Chart and figure data
* BEGIN *

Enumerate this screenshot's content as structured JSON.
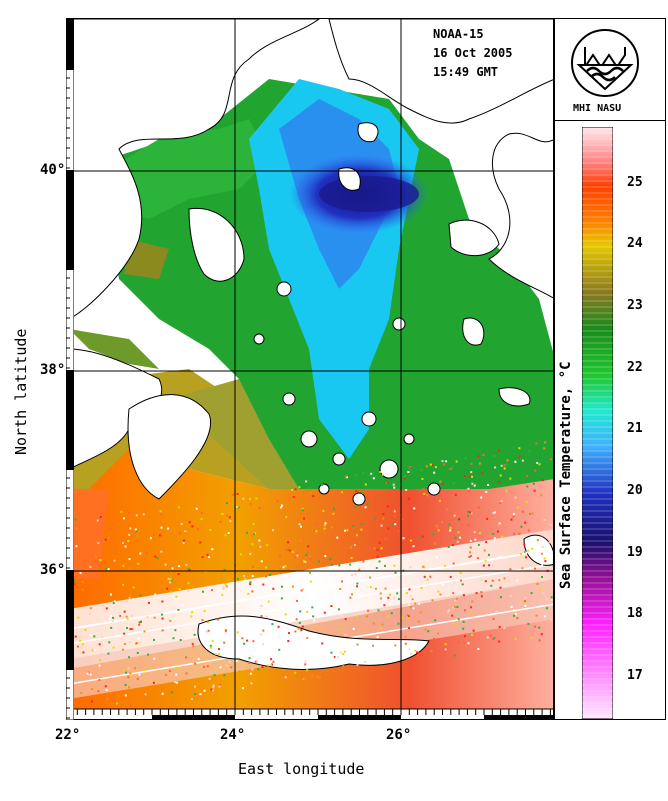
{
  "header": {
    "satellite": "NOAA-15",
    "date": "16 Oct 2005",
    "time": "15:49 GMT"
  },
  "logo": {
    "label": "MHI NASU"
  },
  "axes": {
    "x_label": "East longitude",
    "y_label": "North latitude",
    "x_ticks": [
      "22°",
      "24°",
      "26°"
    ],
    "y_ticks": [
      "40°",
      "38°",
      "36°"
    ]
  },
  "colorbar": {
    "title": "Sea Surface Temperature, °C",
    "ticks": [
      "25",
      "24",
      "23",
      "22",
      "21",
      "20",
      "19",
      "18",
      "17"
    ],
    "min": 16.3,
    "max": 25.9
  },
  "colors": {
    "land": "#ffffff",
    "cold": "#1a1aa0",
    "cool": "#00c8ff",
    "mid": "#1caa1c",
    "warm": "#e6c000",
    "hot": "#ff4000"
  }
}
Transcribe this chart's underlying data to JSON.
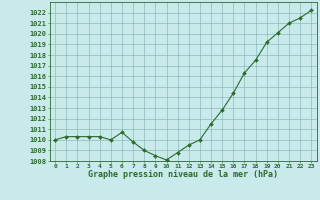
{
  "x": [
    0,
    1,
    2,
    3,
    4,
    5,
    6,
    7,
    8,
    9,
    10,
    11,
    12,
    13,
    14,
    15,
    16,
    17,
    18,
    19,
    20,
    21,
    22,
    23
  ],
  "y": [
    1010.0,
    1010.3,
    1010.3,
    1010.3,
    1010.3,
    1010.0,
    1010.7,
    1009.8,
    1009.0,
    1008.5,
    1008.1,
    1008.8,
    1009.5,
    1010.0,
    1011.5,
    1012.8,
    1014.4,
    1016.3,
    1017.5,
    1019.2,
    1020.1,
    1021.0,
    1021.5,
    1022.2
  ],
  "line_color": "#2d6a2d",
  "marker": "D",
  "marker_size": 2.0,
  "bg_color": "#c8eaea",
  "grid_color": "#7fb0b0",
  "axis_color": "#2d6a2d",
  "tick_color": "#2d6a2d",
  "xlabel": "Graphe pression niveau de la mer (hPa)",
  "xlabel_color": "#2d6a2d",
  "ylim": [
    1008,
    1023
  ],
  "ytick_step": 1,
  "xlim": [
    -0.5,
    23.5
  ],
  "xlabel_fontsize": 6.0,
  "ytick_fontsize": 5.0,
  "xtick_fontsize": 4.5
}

* END *

Exercise goal — Filter the records above for "this" and copy every matching line.

Solution to the exercise —
Enumerate this screenshot's content as structured JSON.
Transcribe this chart's underlying data to JSON.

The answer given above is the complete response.